● **CONSIGNE A**
Imprimez le passage de la série d'exercices d'électrostatique allant de « 1.3 Deux boules » jusqu'à « 0,5 m l'une de l'autre. Quelle est la masse de chacune? » inclus.
● **CONSIGNE B**
Poursuivez la série d'exercices d'électrostatique à partir de l'endroit où elle s'arrête.

● **TEXTE SOURCE**
1.2 Deux boules légères, de masses égales, de charges + 0,5 μC et de + 0,4 μC, suspendues en un point commun par des fils de soie de 0,2 m chacun, sont à 0,1 m l'une de l'autre. Quelle est la masse de chacune?
1.3 Deux boules légères, de masses égales, de charges + 0,2 μC et de + 0,4 μC, suspendues en des points d'une tige horizontale éloignés de 0,3 m par des fils de soie de 0,4 m chacun, sont à 0,5 m l'une de l'autre. Quelle est la masse de chacune?
1.4 Deux boules légères, de masses égales, de charges + 1 μC et de - 2 μC, suspendues en des points d'une tige horizontale éloignés de 0,3 m par des fils de soie de 0,4 m chacun, sont à 0,1 m l'une de l'autre. Quelle est la masse de chacune?
1.5 Deux petites boules, ayant une masse de 5⋅10 - 4 kg et de même charge, sont suspendues en un point commun par des fils de 0,25 m de longueur. Quelle est la charge de chacune si la distance entre elles est de 0,25 m?
1.6 Une boule, dont la charge est de - 1 μC, est fixée à une distance de 0,1 m du sommet d'une corde verticale fixe, reliée à un crochet en son sommet. Une seconde, de même charge, est fixée à l'extrémité inférieure d'une corde de 0,1 m de longueur, reliée au même crochet. Cette corde fait alors un angle de 60° avec la première, toujours verticale.

[Données d'analyse de la mise en page de documents]
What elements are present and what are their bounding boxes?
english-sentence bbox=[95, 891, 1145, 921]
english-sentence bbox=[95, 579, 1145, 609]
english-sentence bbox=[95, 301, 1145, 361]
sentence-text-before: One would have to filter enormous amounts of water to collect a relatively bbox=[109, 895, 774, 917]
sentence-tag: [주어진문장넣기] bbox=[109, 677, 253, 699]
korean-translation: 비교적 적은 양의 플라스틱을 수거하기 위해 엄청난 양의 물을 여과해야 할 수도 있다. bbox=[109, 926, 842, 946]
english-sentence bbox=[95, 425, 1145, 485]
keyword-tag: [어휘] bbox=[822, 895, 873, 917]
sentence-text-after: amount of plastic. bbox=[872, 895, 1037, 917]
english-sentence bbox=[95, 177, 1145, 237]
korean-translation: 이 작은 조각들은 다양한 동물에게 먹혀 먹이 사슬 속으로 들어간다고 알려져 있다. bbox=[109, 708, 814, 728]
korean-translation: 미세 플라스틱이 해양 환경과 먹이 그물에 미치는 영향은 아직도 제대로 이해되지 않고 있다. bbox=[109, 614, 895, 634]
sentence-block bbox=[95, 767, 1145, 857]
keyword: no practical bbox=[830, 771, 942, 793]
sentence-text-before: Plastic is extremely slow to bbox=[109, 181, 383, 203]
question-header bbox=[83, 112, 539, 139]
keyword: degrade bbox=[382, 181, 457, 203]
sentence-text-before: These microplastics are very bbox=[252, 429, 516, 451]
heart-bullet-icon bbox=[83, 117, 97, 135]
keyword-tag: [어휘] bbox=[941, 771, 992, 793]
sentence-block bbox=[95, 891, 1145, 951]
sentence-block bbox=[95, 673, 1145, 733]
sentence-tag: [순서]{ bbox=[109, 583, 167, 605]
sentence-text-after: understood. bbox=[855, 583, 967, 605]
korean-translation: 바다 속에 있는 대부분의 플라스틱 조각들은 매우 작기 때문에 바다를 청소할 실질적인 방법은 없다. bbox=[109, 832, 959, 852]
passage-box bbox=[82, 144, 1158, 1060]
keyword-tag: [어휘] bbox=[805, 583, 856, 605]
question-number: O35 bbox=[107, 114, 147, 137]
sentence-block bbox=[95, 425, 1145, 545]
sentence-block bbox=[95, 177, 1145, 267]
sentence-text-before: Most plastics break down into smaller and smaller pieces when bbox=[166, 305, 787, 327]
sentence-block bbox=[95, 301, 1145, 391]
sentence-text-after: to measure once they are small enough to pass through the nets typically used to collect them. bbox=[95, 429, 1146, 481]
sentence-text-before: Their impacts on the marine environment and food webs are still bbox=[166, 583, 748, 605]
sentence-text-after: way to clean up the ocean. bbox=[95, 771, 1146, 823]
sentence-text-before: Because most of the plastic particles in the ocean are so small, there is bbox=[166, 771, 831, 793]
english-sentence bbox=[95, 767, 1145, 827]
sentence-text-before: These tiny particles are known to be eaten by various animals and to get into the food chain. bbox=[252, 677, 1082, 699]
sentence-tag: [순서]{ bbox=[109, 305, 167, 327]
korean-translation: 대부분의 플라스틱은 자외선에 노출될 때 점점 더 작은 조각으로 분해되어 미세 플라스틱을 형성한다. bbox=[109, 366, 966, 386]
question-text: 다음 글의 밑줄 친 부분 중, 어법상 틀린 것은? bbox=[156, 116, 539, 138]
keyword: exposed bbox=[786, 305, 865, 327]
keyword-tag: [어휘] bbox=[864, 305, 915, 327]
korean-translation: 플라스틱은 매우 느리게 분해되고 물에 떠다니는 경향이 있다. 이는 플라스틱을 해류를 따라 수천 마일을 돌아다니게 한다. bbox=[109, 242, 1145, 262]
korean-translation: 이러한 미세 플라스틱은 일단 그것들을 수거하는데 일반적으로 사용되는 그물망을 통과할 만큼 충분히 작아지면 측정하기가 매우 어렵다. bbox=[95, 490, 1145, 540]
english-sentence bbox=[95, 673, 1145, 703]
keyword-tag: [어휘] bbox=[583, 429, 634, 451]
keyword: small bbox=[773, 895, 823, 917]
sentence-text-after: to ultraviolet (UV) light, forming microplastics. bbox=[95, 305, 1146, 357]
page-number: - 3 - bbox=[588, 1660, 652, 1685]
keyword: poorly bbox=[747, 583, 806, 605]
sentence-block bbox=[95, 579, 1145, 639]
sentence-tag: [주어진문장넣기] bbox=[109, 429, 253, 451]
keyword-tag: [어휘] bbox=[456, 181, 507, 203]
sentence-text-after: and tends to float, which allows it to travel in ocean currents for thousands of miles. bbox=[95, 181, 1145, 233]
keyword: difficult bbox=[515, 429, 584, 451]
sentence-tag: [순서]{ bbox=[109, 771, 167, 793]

● **RÉSULTAT ATTENDU A**
1.3 Deux boules légères, de masses égales, de charges + 0,2 μC et de + 0,4 μC, suspendues en des points d'une tige horizontale éloignés de 0,3 m par des fils de soie de 0,4 m chacun, sont à 0,5 m l'une de l'autre. Quelle est la masse de chacune?

● **RÉSULTAT ATTENDU B**
a) Quelle est la tension dans la corde mobile?
b) Quelle est la masse de sa boule?
1.7 Trois charges, respectivement de + 5 μC, - 3 μC, + 4 μC, se trouvent à la suite sur une même droite. La distance entre les charges de + 5 μC et de - 3 μC est de 50 mm; celle entre les charges de - 3 μC et de + 4 μC, de 40 mm.
a) Quel est le vecteur champ électrique résultant là où sied la charge de + 4 μC?
b) Quel est le vecteur force électrique ressenti par la charge de - 3 μC?
1.8 Deux charges, l'une de + 50 μC, l'autre de - 128 μC, sont placées à 30 mm l'une de l'autre.
a) Où, dans leur voisinage, faut-il placer une charge de + 100 μC pour qu'elle ne subisse aucune force électrique?
b) Quelle force électrique subit alors la charge de + 50 μC?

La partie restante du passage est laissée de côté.